### Your instructions:
Check every line of the material below for the string "Stenungsunds", and return the ones that have it.

### Material shown:
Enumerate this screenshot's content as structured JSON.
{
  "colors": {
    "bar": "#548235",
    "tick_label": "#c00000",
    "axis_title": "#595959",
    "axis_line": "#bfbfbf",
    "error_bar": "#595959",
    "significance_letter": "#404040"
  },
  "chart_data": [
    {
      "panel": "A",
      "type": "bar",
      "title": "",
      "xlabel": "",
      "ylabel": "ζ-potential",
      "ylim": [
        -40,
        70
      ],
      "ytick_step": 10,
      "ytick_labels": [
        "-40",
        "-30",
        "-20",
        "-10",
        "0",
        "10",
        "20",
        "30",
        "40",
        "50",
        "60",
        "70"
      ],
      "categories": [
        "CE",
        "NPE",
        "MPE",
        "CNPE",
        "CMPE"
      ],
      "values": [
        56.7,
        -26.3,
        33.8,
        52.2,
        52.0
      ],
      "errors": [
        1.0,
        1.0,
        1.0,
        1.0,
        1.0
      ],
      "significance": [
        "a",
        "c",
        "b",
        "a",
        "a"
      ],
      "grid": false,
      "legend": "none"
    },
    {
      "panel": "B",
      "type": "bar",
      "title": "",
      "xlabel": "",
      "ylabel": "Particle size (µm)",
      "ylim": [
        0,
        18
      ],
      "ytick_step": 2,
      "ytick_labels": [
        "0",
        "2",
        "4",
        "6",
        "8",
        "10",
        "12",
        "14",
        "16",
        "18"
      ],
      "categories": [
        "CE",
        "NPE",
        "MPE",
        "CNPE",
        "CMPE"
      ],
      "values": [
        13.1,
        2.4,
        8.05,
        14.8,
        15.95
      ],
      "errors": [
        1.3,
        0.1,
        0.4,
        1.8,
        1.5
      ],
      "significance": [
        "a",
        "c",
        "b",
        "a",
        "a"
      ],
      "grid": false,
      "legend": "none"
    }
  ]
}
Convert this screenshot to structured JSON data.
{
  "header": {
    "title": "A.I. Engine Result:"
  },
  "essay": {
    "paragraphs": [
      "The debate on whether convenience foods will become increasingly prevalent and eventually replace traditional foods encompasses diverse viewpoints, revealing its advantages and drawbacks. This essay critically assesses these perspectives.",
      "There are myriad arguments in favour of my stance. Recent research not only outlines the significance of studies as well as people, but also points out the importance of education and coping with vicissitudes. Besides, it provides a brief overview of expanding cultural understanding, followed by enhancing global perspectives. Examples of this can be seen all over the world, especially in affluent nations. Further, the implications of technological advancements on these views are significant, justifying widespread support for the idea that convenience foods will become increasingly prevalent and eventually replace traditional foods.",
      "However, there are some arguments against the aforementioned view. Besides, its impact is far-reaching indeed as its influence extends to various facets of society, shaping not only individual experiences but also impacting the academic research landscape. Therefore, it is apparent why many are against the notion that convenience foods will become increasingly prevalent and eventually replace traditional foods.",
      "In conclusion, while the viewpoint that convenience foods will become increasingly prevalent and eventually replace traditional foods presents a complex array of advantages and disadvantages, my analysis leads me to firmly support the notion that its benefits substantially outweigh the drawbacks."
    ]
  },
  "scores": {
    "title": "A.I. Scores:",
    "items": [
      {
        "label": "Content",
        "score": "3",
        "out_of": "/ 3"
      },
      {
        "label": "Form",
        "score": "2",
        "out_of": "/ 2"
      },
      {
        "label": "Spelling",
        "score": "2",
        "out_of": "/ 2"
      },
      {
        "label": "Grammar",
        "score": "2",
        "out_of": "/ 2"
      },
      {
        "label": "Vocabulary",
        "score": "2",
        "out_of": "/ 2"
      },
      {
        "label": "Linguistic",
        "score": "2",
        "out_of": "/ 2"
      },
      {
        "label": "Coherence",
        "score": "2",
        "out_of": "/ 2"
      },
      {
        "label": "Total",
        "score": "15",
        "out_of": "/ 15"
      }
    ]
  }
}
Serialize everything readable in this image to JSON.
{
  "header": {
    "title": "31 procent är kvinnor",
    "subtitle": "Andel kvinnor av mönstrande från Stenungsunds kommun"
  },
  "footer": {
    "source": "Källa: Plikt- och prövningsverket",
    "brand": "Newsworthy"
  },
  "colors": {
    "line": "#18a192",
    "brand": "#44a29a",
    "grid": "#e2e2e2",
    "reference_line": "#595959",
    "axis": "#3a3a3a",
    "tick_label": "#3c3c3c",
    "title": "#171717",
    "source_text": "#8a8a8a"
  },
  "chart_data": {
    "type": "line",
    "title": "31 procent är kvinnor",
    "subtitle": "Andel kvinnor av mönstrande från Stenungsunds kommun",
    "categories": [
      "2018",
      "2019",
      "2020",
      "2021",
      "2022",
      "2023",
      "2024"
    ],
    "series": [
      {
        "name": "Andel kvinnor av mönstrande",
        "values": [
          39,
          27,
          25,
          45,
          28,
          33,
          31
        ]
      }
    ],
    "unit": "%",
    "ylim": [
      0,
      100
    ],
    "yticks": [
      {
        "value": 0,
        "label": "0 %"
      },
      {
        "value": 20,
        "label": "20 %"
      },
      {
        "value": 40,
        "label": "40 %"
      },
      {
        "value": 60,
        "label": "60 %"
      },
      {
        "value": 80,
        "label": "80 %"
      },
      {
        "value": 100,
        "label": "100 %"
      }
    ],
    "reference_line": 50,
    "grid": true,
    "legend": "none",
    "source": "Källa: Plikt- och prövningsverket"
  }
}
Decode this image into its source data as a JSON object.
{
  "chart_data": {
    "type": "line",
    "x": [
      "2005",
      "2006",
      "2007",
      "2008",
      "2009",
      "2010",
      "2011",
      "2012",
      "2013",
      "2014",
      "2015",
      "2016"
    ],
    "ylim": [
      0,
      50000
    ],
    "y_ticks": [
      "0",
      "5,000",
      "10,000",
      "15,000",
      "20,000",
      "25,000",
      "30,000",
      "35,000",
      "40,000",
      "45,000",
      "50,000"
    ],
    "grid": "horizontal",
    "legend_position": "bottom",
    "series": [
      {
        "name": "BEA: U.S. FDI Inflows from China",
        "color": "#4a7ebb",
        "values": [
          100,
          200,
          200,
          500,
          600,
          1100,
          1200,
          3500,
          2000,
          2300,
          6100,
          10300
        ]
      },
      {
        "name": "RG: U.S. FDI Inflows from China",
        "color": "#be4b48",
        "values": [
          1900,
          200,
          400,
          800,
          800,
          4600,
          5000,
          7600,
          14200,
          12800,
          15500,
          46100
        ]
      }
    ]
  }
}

### Answer below:
    "subtitle": "Andel kvinnor av mönstrande från Stenungsunds kommun"
    "subtitle": "Andel kvinnor av mönstrande från Stenungsunds kommun",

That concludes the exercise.